EXERCISE AIM -> Within this material, how many lines have the string "been" in them? The answer is a number, with nothing added.

RECORDS TO USE ->
___

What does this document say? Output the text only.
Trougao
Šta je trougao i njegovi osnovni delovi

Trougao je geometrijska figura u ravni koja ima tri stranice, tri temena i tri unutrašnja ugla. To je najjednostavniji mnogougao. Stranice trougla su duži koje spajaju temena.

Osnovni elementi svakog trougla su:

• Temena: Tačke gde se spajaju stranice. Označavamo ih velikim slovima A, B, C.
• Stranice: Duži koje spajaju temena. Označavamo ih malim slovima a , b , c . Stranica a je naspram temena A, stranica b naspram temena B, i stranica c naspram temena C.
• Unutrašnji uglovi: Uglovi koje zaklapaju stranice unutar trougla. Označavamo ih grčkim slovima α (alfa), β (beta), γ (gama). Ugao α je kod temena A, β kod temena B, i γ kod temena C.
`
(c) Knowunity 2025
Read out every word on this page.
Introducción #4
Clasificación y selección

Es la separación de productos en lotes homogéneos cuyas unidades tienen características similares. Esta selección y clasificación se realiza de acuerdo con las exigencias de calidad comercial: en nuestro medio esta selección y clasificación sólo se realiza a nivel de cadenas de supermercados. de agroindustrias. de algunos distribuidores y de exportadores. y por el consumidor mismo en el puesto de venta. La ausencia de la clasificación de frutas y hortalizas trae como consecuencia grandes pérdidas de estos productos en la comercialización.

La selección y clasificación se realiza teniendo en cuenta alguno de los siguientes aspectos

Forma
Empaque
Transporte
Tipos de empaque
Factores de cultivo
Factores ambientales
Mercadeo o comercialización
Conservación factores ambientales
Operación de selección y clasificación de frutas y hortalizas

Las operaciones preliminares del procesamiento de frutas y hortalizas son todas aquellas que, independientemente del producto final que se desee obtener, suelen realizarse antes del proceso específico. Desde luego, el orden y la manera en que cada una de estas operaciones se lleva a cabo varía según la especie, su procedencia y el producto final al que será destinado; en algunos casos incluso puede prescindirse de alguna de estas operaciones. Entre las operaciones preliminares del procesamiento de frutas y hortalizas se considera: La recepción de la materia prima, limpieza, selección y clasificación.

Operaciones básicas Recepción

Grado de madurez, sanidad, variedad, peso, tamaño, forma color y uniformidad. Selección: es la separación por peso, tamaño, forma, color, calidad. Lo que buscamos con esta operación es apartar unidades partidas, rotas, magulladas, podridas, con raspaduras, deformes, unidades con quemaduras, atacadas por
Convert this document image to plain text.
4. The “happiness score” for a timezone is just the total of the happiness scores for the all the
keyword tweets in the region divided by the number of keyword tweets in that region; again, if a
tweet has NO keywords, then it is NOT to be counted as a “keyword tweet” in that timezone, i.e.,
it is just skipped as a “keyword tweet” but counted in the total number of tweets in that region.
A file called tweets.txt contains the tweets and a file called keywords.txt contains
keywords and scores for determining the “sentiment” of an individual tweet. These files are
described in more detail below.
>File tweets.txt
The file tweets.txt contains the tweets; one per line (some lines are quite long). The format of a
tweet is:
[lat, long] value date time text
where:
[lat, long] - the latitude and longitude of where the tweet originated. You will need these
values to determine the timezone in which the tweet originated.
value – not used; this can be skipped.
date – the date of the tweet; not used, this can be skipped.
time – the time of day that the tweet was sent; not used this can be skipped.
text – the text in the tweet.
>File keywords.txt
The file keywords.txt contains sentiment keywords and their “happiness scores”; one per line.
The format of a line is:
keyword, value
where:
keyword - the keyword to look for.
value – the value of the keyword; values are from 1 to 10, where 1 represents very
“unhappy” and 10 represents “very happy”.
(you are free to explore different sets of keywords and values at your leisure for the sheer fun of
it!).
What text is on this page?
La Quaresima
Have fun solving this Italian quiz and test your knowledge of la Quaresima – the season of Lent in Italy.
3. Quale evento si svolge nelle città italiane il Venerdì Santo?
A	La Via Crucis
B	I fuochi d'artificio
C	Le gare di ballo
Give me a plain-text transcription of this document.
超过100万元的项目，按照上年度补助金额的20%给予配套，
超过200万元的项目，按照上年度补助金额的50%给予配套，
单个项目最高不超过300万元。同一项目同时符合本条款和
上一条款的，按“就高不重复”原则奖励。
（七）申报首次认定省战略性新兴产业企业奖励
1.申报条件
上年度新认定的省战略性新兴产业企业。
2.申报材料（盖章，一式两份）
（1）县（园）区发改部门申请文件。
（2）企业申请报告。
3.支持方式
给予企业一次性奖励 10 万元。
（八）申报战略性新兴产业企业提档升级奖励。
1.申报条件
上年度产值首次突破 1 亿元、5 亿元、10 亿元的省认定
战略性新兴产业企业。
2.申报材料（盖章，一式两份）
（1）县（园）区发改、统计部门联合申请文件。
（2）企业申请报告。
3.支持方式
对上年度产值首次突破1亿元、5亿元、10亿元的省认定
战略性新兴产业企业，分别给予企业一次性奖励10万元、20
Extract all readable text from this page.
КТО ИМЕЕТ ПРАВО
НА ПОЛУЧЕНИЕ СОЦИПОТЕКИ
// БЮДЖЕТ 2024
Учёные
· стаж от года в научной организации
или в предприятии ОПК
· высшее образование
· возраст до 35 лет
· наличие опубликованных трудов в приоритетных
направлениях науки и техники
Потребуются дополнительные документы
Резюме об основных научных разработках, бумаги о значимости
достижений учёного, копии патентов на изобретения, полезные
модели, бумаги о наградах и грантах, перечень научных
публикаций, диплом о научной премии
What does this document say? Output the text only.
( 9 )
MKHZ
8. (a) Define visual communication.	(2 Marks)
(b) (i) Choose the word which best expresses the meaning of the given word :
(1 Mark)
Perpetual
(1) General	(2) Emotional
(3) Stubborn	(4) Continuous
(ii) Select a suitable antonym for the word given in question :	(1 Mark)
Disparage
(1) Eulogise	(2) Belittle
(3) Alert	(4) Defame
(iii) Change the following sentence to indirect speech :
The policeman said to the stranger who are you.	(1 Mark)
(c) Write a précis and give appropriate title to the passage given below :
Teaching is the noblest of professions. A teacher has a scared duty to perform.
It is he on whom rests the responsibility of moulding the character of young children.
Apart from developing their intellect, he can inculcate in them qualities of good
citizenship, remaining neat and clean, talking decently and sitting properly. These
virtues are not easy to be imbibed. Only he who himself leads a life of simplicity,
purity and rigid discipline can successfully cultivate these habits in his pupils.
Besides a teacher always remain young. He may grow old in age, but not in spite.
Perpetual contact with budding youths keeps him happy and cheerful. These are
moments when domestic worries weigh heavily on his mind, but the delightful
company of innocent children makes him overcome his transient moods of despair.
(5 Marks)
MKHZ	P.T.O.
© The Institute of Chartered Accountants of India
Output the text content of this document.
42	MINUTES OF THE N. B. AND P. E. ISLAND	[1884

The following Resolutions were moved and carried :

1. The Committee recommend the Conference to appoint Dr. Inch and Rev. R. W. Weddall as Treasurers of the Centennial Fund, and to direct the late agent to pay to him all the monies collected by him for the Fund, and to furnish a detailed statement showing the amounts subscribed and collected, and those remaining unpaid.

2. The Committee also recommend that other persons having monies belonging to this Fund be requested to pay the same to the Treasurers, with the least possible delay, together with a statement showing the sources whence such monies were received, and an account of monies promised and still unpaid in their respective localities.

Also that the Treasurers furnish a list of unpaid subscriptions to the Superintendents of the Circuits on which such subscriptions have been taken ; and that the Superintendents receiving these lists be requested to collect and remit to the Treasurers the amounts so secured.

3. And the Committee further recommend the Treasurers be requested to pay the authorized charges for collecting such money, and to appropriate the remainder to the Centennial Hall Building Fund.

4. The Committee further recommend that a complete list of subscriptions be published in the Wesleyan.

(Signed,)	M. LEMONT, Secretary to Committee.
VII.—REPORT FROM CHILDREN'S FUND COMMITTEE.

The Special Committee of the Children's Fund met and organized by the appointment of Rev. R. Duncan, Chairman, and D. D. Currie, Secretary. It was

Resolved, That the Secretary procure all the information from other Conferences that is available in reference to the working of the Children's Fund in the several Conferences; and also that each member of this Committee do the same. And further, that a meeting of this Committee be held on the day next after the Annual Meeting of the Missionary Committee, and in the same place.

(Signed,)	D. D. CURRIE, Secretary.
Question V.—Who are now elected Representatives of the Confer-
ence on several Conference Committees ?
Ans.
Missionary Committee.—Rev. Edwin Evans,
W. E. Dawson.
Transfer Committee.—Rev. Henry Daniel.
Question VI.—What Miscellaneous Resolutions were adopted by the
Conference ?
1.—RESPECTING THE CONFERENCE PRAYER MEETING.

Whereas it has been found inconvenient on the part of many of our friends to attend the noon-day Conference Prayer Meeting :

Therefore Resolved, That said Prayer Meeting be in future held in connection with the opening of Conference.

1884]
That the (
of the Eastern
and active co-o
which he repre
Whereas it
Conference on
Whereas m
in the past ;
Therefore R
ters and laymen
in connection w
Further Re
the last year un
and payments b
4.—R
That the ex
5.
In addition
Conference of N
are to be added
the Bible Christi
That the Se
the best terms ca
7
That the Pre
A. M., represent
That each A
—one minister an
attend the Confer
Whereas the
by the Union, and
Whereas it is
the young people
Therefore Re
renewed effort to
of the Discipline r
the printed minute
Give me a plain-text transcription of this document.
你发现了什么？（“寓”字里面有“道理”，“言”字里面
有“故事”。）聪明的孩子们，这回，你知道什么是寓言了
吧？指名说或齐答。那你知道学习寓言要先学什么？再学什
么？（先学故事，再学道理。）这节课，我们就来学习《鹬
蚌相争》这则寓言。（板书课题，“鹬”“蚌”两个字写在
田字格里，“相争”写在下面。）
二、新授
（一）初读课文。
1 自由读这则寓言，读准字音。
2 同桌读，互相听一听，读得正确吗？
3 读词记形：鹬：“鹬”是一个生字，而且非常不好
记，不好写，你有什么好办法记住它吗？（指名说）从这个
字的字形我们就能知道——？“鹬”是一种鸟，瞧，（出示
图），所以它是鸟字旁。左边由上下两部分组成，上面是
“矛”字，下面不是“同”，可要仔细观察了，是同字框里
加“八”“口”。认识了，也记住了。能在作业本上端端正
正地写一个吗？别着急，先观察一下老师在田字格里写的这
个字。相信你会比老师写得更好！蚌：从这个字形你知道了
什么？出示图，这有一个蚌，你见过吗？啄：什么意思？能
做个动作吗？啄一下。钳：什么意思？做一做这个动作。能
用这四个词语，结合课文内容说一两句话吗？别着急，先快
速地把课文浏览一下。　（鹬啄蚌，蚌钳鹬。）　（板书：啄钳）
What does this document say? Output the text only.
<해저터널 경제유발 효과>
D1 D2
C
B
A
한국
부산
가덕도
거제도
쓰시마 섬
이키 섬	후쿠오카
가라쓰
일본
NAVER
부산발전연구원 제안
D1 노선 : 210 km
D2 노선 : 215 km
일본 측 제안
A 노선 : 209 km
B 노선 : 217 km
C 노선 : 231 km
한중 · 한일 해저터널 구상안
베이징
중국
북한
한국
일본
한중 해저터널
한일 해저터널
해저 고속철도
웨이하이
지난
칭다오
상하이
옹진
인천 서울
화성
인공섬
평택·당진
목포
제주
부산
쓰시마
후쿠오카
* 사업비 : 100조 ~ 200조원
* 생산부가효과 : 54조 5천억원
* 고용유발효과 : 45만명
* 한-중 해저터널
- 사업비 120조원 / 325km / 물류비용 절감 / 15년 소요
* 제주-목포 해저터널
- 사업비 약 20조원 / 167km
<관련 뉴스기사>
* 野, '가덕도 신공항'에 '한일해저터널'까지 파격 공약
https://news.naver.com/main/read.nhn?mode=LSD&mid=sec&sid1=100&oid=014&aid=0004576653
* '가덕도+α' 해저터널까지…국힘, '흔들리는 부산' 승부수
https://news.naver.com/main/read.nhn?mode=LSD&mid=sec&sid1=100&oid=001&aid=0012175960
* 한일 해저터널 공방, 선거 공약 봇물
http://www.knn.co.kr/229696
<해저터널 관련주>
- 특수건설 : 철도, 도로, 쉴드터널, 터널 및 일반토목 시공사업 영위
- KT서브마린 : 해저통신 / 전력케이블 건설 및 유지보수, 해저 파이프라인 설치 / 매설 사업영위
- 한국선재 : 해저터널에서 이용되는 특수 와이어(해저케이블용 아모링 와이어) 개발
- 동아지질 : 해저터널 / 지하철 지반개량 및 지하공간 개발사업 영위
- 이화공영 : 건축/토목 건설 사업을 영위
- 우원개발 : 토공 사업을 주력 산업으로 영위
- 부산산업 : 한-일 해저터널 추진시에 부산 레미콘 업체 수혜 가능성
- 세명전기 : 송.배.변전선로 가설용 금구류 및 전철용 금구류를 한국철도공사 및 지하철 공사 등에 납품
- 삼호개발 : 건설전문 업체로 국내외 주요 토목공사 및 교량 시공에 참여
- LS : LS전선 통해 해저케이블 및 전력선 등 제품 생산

___

COMPLETED TASK -> 2